>>>

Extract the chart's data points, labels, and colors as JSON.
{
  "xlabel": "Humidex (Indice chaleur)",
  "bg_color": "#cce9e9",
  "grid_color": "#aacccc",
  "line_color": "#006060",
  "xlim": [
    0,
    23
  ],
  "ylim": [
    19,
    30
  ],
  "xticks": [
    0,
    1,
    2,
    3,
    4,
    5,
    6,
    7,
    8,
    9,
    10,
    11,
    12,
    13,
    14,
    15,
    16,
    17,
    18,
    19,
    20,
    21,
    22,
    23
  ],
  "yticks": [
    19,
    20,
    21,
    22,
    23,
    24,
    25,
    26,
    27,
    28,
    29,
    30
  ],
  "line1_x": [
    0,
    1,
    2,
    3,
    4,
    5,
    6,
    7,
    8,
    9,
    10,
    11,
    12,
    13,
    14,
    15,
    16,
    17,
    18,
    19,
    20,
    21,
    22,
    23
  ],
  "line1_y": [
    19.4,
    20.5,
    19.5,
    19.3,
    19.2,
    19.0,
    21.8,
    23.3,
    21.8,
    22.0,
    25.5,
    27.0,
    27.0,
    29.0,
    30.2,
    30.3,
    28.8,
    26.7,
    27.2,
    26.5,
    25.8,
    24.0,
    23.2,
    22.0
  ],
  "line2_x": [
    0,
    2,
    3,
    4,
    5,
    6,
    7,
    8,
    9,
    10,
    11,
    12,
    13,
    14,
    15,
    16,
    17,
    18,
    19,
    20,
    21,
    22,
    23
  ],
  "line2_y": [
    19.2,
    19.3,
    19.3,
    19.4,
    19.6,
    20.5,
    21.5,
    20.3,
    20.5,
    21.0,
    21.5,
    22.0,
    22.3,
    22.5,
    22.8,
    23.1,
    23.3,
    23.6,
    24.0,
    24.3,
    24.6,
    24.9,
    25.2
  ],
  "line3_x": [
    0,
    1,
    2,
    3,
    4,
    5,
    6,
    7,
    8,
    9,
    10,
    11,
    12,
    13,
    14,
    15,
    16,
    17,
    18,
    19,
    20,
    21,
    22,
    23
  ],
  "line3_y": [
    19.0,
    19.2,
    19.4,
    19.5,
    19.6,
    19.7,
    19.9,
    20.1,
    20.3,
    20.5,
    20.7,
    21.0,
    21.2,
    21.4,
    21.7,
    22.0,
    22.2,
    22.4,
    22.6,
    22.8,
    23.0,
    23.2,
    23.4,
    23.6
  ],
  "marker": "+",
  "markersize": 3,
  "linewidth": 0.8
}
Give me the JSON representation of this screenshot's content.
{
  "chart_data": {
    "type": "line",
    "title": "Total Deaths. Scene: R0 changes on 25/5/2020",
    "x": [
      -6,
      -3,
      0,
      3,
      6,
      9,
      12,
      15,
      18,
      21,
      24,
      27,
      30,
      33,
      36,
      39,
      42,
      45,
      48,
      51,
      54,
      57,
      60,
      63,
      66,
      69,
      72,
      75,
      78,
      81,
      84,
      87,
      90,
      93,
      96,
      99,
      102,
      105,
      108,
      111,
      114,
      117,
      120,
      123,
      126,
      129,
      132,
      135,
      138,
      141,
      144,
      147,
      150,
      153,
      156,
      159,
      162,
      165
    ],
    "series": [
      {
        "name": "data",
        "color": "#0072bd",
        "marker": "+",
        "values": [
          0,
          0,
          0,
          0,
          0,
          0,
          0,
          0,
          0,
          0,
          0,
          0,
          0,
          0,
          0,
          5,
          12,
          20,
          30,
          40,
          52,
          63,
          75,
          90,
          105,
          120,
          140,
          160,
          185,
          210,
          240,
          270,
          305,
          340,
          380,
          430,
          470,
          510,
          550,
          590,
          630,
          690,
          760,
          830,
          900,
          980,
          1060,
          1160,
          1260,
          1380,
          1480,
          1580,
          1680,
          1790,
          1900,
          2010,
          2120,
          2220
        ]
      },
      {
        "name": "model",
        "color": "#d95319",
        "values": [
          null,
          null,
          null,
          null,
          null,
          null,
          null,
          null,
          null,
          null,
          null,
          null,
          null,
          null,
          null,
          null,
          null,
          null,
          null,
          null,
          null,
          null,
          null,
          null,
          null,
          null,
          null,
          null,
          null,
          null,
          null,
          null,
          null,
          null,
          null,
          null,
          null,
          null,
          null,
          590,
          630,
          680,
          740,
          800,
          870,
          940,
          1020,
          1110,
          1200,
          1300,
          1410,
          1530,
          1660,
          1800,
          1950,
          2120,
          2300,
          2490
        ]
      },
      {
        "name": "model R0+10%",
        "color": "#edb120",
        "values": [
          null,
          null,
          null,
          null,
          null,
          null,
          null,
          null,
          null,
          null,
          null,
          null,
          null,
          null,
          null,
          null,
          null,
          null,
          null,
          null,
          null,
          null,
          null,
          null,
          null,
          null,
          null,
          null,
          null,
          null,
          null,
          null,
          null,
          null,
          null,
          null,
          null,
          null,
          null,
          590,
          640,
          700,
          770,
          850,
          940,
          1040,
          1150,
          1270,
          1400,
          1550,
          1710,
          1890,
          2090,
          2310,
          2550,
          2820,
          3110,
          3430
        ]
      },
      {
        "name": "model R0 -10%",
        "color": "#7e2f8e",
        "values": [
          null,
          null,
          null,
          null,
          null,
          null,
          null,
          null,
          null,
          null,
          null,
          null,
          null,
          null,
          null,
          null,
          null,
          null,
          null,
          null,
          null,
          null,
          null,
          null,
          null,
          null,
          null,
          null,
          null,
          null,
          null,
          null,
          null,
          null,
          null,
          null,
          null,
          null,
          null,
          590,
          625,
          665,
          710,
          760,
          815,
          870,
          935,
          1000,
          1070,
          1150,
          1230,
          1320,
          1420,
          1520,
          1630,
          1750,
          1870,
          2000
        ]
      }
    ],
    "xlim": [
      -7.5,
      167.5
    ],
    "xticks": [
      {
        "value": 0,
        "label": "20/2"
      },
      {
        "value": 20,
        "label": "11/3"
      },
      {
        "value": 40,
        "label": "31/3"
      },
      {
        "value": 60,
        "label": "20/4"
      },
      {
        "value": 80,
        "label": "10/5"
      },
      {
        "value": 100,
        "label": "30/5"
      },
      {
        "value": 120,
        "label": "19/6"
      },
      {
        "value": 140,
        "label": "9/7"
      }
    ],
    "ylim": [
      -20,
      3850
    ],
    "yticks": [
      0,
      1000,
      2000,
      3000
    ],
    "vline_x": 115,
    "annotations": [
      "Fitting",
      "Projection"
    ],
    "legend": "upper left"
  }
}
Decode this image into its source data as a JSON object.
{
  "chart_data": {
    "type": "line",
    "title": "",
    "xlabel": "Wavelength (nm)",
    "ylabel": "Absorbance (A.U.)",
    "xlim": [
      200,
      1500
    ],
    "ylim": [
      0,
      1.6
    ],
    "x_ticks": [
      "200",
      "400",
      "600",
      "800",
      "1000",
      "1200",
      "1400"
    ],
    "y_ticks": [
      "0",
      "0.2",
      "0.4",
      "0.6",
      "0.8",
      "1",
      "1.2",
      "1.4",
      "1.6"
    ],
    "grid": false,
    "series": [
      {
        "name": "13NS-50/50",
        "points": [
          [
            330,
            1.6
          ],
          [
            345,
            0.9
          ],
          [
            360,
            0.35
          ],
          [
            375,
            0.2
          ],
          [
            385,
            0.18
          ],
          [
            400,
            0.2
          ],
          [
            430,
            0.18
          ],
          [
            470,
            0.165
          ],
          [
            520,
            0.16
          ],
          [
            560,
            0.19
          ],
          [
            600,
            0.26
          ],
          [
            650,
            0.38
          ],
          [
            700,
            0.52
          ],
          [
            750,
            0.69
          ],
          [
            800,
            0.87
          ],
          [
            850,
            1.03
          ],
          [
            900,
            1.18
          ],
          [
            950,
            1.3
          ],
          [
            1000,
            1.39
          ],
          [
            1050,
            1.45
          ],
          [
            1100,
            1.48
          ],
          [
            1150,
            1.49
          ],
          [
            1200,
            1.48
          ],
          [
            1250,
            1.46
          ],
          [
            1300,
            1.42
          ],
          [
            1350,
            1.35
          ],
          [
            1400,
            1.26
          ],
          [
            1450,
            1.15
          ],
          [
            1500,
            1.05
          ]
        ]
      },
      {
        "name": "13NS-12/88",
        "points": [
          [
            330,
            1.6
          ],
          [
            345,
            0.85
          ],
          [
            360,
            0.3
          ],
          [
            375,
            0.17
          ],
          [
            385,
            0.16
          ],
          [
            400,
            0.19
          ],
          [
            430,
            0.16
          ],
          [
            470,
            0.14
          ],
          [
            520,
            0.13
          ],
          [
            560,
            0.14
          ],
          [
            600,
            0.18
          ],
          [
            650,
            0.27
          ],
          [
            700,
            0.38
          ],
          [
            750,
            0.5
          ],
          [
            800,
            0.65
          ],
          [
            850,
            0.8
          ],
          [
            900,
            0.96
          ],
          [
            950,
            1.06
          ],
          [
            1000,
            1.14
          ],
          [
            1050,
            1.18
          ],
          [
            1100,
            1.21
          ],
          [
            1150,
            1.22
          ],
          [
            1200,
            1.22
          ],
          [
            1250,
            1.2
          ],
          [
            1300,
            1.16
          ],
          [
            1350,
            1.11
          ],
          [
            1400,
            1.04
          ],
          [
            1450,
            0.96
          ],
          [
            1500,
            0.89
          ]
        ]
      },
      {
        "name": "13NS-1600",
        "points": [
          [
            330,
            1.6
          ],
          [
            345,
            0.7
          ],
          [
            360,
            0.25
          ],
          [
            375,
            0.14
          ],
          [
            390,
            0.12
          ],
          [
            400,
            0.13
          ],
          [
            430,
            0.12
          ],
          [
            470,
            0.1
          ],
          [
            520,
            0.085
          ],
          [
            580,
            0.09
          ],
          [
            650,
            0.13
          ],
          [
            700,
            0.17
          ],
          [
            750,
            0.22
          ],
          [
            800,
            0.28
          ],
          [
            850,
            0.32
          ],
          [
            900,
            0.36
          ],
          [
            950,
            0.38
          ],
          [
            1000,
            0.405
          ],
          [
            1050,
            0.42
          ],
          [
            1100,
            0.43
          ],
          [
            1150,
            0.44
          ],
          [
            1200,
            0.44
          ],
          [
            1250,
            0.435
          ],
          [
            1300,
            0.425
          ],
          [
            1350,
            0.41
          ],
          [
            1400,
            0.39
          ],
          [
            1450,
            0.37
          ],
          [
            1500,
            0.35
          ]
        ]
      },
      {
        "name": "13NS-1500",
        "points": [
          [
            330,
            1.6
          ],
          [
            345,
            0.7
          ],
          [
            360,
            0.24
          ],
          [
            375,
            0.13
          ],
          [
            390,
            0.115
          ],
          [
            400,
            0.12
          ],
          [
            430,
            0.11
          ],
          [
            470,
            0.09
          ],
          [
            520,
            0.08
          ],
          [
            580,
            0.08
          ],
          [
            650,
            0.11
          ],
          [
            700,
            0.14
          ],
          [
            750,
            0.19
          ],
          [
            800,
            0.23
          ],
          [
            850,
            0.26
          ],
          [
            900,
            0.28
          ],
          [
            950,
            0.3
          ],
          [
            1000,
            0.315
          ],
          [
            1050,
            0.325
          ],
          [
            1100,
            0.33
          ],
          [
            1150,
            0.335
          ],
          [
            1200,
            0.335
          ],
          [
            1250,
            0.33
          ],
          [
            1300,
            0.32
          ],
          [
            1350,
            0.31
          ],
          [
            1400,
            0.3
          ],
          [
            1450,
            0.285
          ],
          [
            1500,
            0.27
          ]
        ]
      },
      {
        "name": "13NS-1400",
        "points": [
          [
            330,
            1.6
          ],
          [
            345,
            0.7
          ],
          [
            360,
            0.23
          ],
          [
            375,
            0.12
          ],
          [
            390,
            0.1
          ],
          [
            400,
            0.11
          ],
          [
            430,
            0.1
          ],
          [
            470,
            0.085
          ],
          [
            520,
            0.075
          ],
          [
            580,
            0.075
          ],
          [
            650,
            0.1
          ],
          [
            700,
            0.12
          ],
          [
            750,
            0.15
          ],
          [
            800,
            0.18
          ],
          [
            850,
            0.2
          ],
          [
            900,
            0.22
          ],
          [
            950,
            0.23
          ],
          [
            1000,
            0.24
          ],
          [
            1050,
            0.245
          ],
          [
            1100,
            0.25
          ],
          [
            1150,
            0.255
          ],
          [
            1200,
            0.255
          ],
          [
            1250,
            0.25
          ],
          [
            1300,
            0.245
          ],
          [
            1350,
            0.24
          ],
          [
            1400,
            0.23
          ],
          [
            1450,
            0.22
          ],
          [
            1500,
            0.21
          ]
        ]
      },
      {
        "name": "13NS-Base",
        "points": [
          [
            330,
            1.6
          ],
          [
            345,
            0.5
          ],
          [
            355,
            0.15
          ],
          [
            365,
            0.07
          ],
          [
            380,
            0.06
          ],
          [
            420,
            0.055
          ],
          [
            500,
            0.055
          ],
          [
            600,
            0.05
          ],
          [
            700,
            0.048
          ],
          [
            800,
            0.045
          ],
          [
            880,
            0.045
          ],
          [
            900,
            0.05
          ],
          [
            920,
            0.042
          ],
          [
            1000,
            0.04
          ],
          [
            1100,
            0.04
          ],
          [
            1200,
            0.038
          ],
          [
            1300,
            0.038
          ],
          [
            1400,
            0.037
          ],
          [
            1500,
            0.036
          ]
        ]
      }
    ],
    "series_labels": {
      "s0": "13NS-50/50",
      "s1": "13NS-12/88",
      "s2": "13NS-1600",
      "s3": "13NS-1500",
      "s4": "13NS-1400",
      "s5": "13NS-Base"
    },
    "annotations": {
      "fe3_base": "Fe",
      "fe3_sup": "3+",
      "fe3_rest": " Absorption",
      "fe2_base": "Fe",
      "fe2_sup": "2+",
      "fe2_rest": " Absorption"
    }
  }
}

<<<

REQUIREMENTS.
Give only the count of lines in the data that include the string "xlabel".

RESULT.
2